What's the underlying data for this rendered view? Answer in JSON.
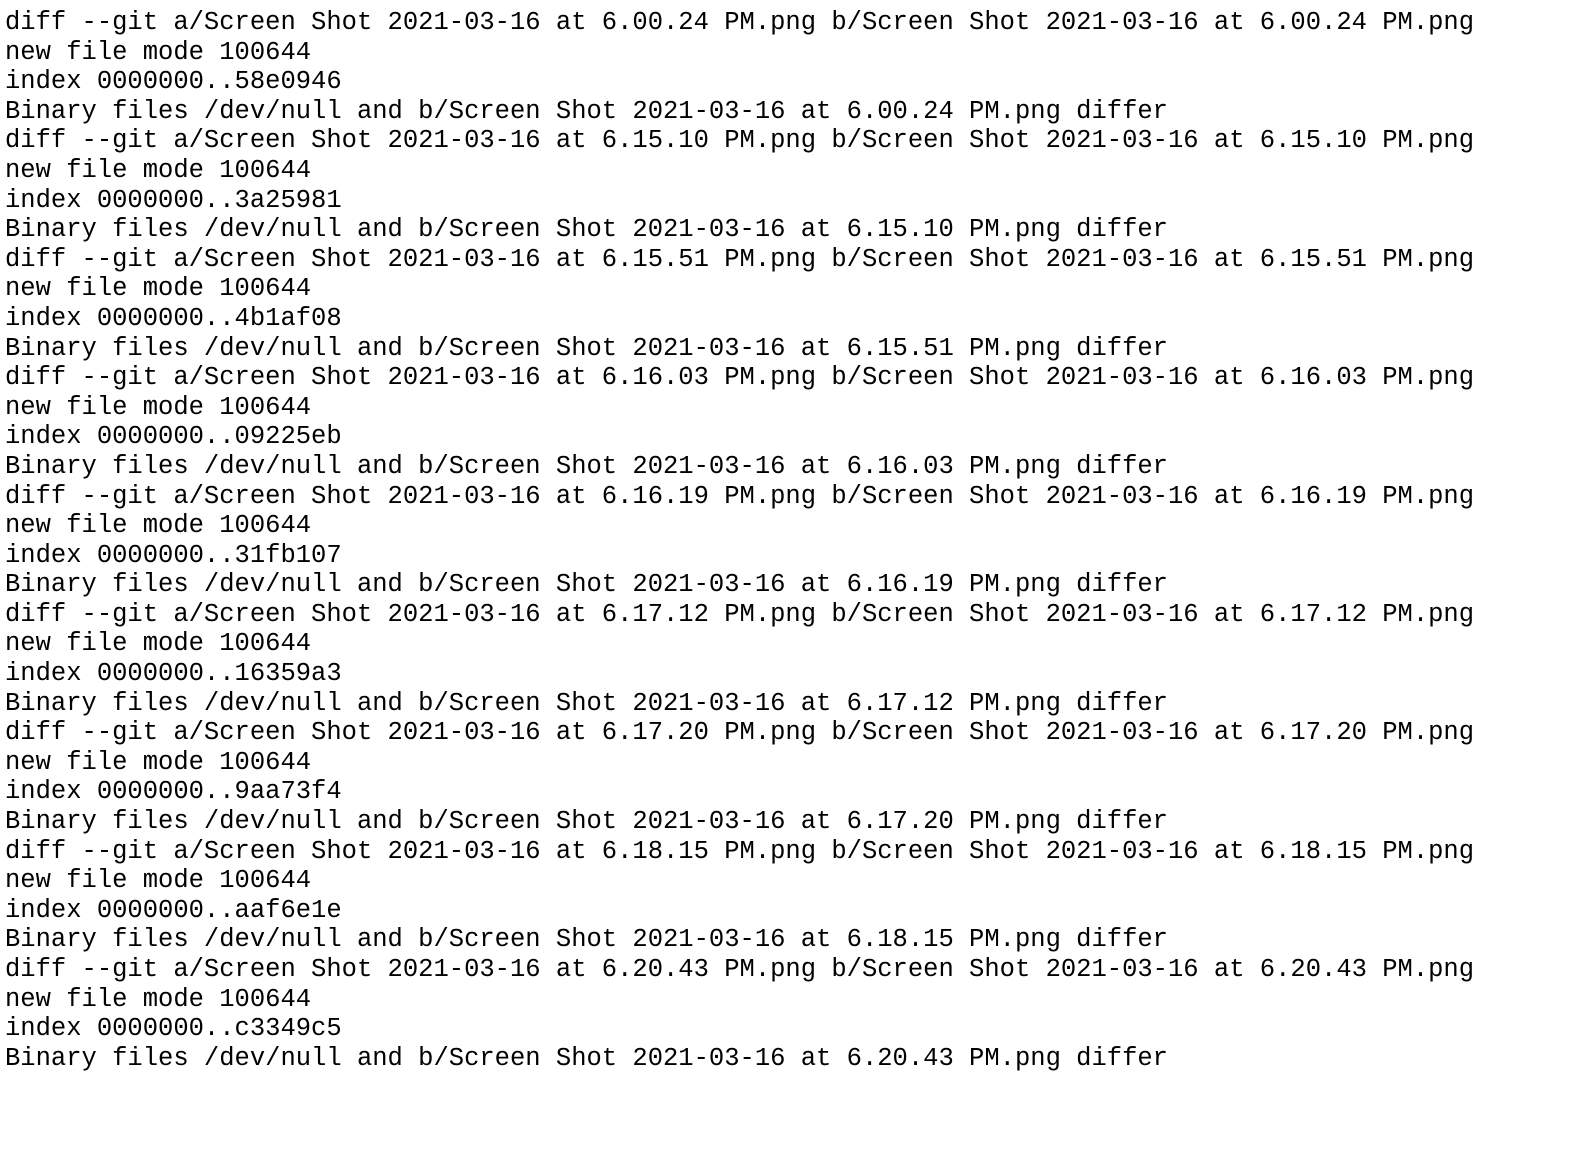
{
  "terminal": {
    "lines": [
      "diff --git a/Screen Shot 2021-03-16 at 6.00.24 PM.png b/Screen Shot 2021-03-16 at 6.00.24 PM.png",
      "new file mode 100644",
      "index 0000000..58e0946",
      "Binary files /dev/null and b/Screen Shot 2021-03-16 at 6.00.24 PM.png differ",
      "diff --git a/Screen Shot 2021-03-16 at 6.15.10 PM.png b/Screen Shot 2021-03-16 at 6.15.10 PM.png",
      "new file mode 100644",
      "index 0000000..3a25981",
      "Binary files /dev/null and b/Screen Shot 2021-03-16 at 6.15.10 PM.png differ",
      "diff --git a/Screen Shot 2021-03-16 at 6.15.51 PM.png b/Screen Shot 2021-03-16 at 6.15.51 PM.png",
      "new file mode 100644",
      "index 0000000..4b1af08",
      "Binary files /dev/null and b/Screen Shot 2021-03-16 at 6.15.51 PM.png differ",
      "diff --git a/Screen Shot 2021-03-16 at 6.16.03 PM.png b/Screen Shot 2021-03-16 at 6.16.03 PM.png",
      "new file mode 100644",
      "index 0000000..09225eb",
      "Binary files /dev/null and b/Screen Shot 2021-03-16 at 6.16.03 PM.png differ",
      "diff --git a/Screen Shot 2021-03-16 at 6.16.19 PM.png b/Screen Shot 2021-03-16 at 6.16.19 PM.png",
      "new file mode 100644",
      "index 0000000..31fb107",
      "Binary files /dev/null and b/Screen Shot 2021-03-16 at 6.16.19 PM.png differ",
      "diff --git a/Screen Shot 2021-03-16 at 6.17.12 PM.png b/Screen Shot 2021-03-16 at 6.17.12 PM.png",
      "new file mode 100644",
      "index 0000000..16359a3",
      "Binary files /dev/null and b/Screen Shot 2021-03-16 at 6.17.12 PM.png differ",
      "diff --git a/Screen Shot 2021-03-16 at 6.17.20 PM.png b/Screen Shot 2021-03-16 at 6.17.20 PM.png",
      "new file mode 100644",
      "index 0000000..9aa73f4",
      "Binary files /dev/null and b/Screen Shot 2021-03-16 at 6.17.20 PM.png differ",
      "diff --git a/Screen Shot 2021-03-16 at 6.18.15 PM.png b/Screen Shot 2021-03-16 at 6.18.15 PM.png",
      "new file mode 100644",
      "index 0000000..aaf6e1e",
      "Binary files /dev/null and b/Screen Shot 2021-03-16 at 6.18.15 PM.png differ",
      "diff --git a/Screen Shot 2021-03-16 at 6.20.43 PM.png b/Screen Shot 2021-03-16 at 6.20.43 PM.png",
      "new file mode 100644",
      "index 0000000..c3349c5",
      "Binary files /dev/null and b/Screen Shot 2021-03-16 at 6.20.43 PM.png differ"
    ]
  },
  "colors": {
    "background": "#ffffff",
    "text": "#000000"
  }
}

************

Which lines hold the string "index"? List them all.

• **Reply to the task**
      "index 0000000..58e0946",
      "index 0000000..3a25981",
      "index 0000000..4b1af08",
      "index 0000000..09225eb",
      "index 0000000..31fb107",
      "index 0000000..16359a3",
      "index 0000000..9aa73f4",
      "index 0000000..aaf6e1e",
      "index 0000000..c3349c5",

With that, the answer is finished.